* begin Task input *
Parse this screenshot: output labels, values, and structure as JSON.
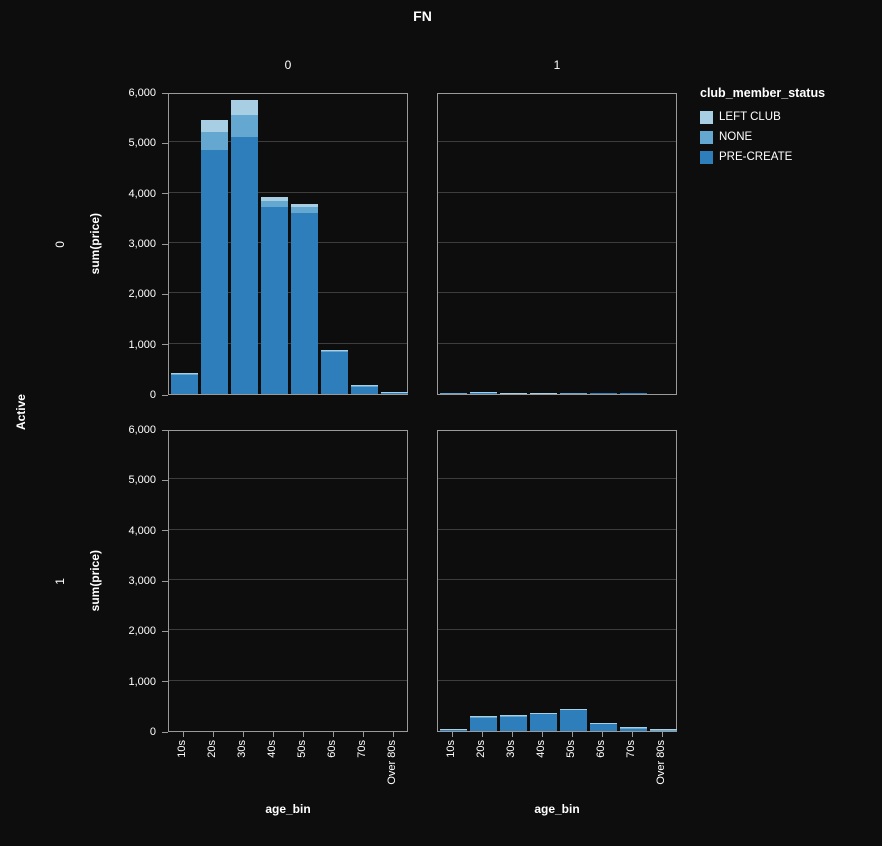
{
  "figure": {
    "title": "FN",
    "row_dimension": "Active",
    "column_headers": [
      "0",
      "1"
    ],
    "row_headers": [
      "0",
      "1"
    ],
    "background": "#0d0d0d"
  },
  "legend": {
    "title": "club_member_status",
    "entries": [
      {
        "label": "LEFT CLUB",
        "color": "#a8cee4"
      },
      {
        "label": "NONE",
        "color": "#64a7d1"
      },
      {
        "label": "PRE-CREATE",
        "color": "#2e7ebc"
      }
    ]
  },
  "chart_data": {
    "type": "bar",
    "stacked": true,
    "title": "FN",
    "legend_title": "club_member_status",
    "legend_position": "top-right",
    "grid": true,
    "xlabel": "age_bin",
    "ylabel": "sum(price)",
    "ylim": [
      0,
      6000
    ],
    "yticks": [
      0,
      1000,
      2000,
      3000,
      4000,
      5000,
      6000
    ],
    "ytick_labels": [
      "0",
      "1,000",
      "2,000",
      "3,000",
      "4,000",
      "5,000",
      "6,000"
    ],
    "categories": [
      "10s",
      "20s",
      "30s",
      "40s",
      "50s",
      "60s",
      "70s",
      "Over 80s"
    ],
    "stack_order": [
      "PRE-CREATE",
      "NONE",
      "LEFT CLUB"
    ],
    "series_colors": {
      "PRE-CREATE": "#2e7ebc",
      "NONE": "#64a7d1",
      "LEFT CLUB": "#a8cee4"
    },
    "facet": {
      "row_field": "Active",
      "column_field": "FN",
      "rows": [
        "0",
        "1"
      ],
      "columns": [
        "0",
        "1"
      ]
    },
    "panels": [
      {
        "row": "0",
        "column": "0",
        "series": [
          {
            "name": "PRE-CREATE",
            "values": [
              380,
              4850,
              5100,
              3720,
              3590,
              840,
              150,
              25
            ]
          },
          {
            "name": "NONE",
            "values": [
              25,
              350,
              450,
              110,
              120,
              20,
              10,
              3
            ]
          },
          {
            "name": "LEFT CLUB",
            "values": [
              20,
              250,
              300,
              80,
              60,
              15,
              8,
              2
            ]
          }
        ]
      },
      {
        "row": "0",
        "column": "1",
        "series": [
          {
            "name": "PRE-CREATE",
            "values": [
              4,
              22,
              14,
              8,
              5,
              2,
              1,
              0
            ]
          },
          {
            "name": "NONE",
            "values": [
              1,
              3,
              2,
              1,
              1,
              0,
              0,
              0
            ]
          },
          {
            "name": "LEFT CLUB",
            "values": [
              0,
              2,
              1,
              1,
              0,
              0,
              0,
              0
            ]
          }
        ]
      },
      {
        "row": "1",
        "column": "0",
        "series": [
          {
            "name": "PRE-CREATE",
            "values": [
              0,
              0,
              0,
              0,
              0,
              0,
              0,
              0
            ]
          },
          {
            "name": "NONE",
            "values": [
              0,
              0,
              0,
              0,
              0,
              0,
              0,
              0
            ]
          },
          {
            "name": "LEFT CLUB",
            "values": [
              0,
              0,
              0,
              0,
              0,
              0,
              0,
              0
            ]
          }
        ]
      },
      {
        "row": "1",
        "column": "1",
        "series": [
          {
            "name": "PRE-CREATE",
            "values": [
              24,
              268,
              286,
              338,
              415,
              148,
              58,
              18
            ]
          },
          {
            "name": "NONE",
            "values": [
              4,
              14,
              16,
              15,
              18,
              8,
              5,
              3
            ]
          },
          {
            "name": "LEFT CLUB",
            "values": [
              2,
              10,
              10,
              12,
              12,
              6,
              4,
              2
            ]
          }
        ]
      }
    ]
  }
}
* end Task input *
= Written problem =
Make an exact copy of the data above, pictures excluded.

= Written response =
Parse this screenshot: output labels, values, and structure as JSON.
{
  "figure": {
    "title": "FN",
    "row_dimension": "Active",
    "column_headers": [
      "0",
      "1"
    ],
    "row_headers": [
      "0",
      "1"
    ],
    "background": "#0d0d0d"
  },
  "legend": {
    "title": "club_member_status",
    "entries": [
      {
        "label": "LEFT CLUB",
        "color": "#a8cee4"
      },
      {
        "label": "NONE",
        "color": "#64a7d1"
      },
      {
        "label": "PRE-CREATE",
        "color": "#2e7ebc"
      }
    ]
  },
  "chart_data": {
    "type": "bar",
    "stacked": true,
    "title": "FN",
    "legend_title": "club_member_status",
    "legend_position": "top-right",
    "grid": true,
    "xlabel": "age_bin",
    "ylabel": "sum(price)",
    "ylim": [
      0,
      6000
    ],
    "yticks": [
      0,
      1000,
      2000,
      3000,
      4000,
      5000,
      6000
    ],
    "ytick_labels": [
      "0",
      "1,000",
      "2,000",
      "3,000",
      "4,000",
      "5,000",
      "6,000"
    ],
    "categories": [
      "10s",
      "20s",
      "30s",
      "40s",
      "50s",
      "60s",
      "70s",
      "Over 80s"
    ],
    "stack_order": [
      "PRE-CREATE",
      "NONE",
      "LEFT CLUB"
    ],
    "series_colors": {
      "PRE-CREATE": "#2e7ebc",
      "NONE": "#64a7d1",
      "LEFT CLUB": "#a8cee4"
    },
    "facet": {
      "row_field": "Active",
      "column_field": "FN",
      "rows": [
        "0",
        "1"
      ],
      "columns": [
        "0",
        "1"
      ]
    },
    "panels": [
      {
        "row": "0",
        "column": "0",
        "series": [
          {
            "name": "PRE-CREATE",
            "values": [
              380,
              4850,
              5100,
              3720,
              3590,
              840,
              150,
              25
            ]
          },
          {
            "name": "NONE",
            "values": [
              25,
              350,
              450,
              110,
              120,
              20,
              10,
              3
            ]
          },
          {
            "name": "LEFT CLUB",
            "values": [
              20,
              250,
              300,
              80,
              60,
              15,
              8,
              2
            ]
          }
        ]
      },
      {
        "row": "0",
        "column": "1",
        "series": [
          {
            "name": "PRE-CREATE",
            "values": [
              4,
              22,
              14,
              8,
              5,
              2,
              1,
              0
            ]
          },
          {
            "name": "NONE",
            "values": [
              1,
              3,
              2,
              1,
              1,
              0,
              0,
              0
            ]
          },
          {
            "name": "LEFT CLUB",
            "values": [
              0,
              2,
              1,
              1,
              0,
              0,
              0,
              0
            ]
          }
        ]
      },
      {
        "row": "1",
        "column": "0",
        "series": [
          {
            "name": "PRE-CREATE",
            "values": [
              0,
              0,
              0,
              0,
              0,
              0,
              0,
              0
            ]
          },
          {
            "name": "NONE",
            "values": [
              0,
              0,
              0,
              0,
              0,
              0,
              0,
              0
            ]
          },
          {
            "name": "LEFT CLUB",
            "values": [
              0,
              0,
              0,
              0,
              0,
              0,
              0,
              0
            ]
          }
        ]
      },
      {
        "row": "1",
        "column": "1",
        "series": [
          {
            "name": "PRE-CREATE",
            "values": [
              24,
              268,
              286,
              338,
              415,
              148,
              58,
              18
            ]
          },
          {
            "name": "NONE",
            "values": [
              4,
              14,
              16,
              15,
              18,
              8,
              5,
              3
            ]
          },
          {
            "name": "LEFT CLUB",
            "values": [
              2,
              10,
              10,
              12,
              12,
              6,
              4,
              2
            ]
          }
        ]
      }
    ]
  }
}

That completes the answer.